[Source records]
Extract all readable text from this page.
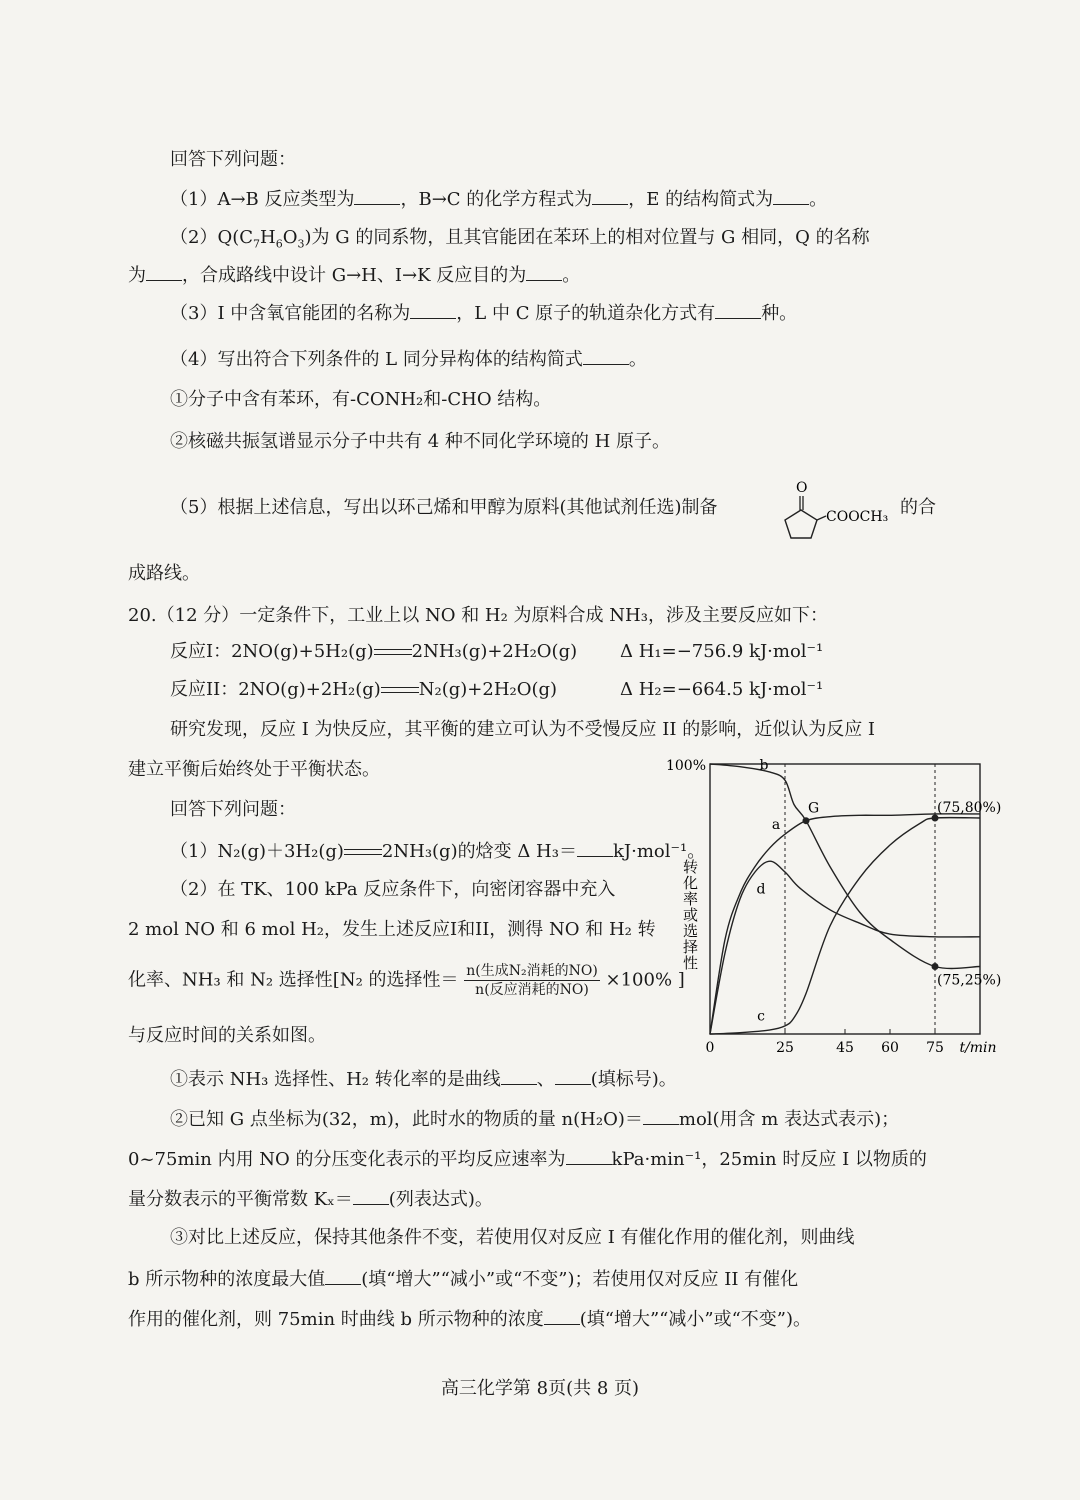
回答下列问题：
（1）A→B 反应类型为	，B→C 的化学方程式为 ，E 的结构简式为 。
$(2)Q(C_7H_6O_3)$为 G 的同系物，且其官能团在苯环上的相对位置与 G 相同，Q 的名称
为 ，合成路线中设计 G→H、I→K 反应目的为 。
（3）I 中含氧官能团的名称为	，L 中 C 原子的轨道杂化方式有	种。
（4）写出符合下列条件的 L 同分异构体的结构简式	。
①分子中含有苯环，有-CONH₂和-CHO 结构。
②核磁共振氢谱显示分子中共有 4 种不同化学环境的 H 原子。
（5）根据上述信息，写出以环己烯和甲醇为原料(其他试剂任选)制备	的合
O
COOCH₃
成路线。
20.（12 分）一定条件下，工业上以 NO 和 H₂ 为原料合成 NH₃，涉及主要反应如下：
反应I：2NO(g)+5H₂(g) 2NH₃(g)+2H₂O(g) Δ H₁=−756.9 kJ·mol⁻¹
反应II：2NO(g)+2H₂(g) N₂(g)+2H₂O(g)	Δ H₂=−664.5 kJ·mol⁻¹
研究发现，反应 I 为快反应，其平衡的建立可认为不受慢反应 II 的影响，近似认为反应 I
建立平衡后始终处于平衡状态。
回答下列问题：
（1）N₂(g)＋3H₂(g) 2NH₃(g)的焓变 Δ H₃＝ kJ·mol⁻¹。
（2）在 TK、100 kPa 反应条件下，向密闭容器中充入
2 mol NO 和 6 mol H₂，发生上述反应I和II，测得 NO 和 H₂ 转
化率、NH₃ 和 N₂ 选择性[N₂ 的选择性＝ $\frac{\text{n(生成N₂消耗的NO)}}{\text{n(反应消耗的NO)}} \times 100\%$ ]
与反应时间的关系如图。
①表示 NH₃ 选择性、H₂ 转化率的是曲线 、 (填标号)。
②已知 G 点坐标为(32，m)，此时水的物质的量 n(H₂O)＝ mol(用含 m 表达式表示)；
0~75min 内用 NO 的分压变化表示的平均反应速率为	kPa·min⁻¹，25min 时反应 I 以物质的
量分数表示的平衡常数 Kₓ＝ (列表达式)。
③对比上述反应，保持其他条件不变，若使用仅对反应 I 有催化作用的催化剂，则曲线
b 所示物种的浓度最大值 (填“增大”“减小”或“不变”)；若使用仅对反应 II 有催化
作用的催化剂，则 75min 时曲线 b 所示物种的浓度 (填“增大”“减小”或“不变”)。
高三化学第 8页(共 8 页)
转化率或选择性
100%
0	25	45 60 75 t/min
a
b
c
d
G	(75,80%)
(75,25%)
...
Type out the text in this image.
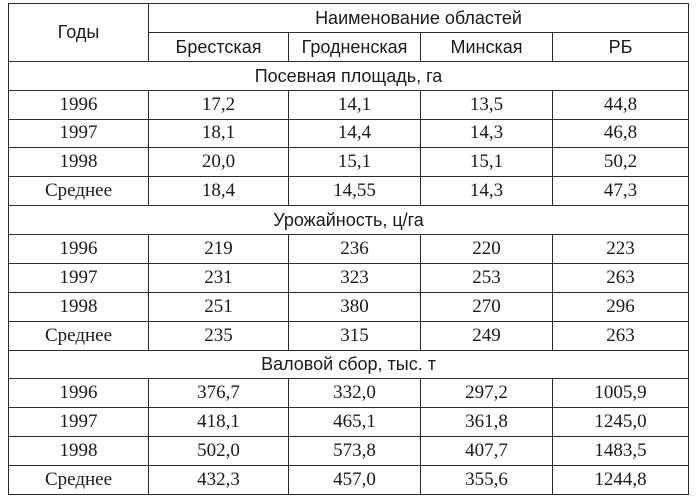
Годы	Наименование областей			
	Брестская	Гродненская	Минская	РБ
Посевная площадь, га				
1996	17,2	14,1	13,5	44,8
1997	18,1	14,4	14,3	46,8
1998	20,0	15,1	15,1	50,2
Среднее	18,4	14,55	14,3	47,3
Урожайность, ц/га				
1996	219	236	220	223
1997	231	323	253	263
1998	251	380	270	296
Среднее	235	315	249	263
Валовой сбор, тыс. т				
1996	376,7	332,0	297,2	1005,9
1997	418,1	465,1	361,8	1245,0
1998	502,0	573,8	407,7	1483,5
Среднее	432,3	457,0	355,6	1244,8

*Your task*.
Of the lines in the data, how many contain the word "this"? Provide the number and nothing further.

*Solution to the exercise*.
2